— begin RECORDS FOR THE EXERCISE —
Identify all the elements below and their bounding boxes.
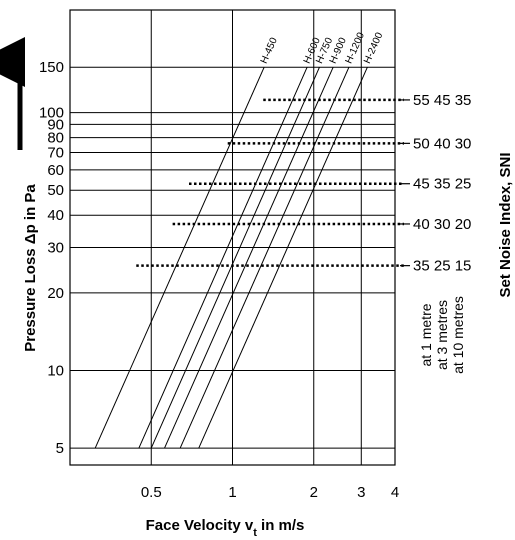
y-tick-label: 60 (47, 162, 64, 179)
y-tick-label: 70 (47, 145, 64, 162)
grid (70, 10, 396, 465)
x-axis-label: Face Velocity vt in m/s (146, 517, 305, 539)
y-tick-label: 150 (39, 59, 64, 76)
x-tick-label: 1 (228, 484, 236, 501)
noise-level-label: 40 30 20 (413, 216, 471, 233)
distance-label: at 1 metre (418, 303, 434, 366)
y-tick-label: 10 (47, 362, 64, 379)
series-line (138, 67, 308, 449)
series-label: H-450 (259, 36, 280, 66)
x-tick-label: 2 (310, 484, 318, 501)
series-line (198, 67, 368, 449)
x-tick-label: 3 (357, 484, 365, 501)
y-axis-label: Pressure Loss Δp in Pa (22, 184, 39, 352)
distance-label: at 3 metres (434, 300, 450, 370)
series-line (164, 67, 334, 449)
noise-levels: 55 45 35 50 40 30 45 35 25 40 30 20 35 25 15 (136, 92, 471, 275)
y-tick-label: 100 (39, 105, 64, 122)
series-line (94, 67, 265, 449)
series-line (150, 67, 320, 449)
noise-level-label: 50 40 30 (413, 135, 471, 152)
x-tick-label: 0.5 (141, 484, 162, 501)
noise-level-label: 55 45 35 (413, 92, 471, 109)
y-tick-label: 50 (47, 182, 64, 199)
y-tick-label: 90 (47, 116, 64, 133)
axis-labels: Face Velocity vt in m/s Pressure Loss Δp … (22, 152, 514, 539)
distance-label: at 10 metres (450, 296, 466, 374)
y-tick-label: 20 (47, 285, 64, 302)
right-axis-label: Set Noise Index, SNI (497, 152, 514, 297)
y-tick-label: 80 (47, 130, 64, 147)
y-tick-label: 30 (47, 239, 64, 256)
noise-level-label: 45 35 25 (413, 176, 471, 193)
noise-level-label: 35 25 15 (413, 258, 471, 275)
y-tick-label: 5 (56, 440, 64, 457)
series-line (179, 67, 350, 449)
x-tick-label: 4 (391, 484, 399, 501)
y-tick-label: 40 (47, 207, 64, 224)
— end RECORDS FOR THE EXERCISE —
» INSTRUCTION
List each line of the entries above that contains the word "Velocity", matching its case exactly.

» RESPONSE FOR THIS EXERCISE
x-axis-label: Face Velocity vt in m/s (146, 517, 305, 539)
axis-labels: Face Velocity vt in m/s Pressure Loss Δp … (22, 152, 514, 539)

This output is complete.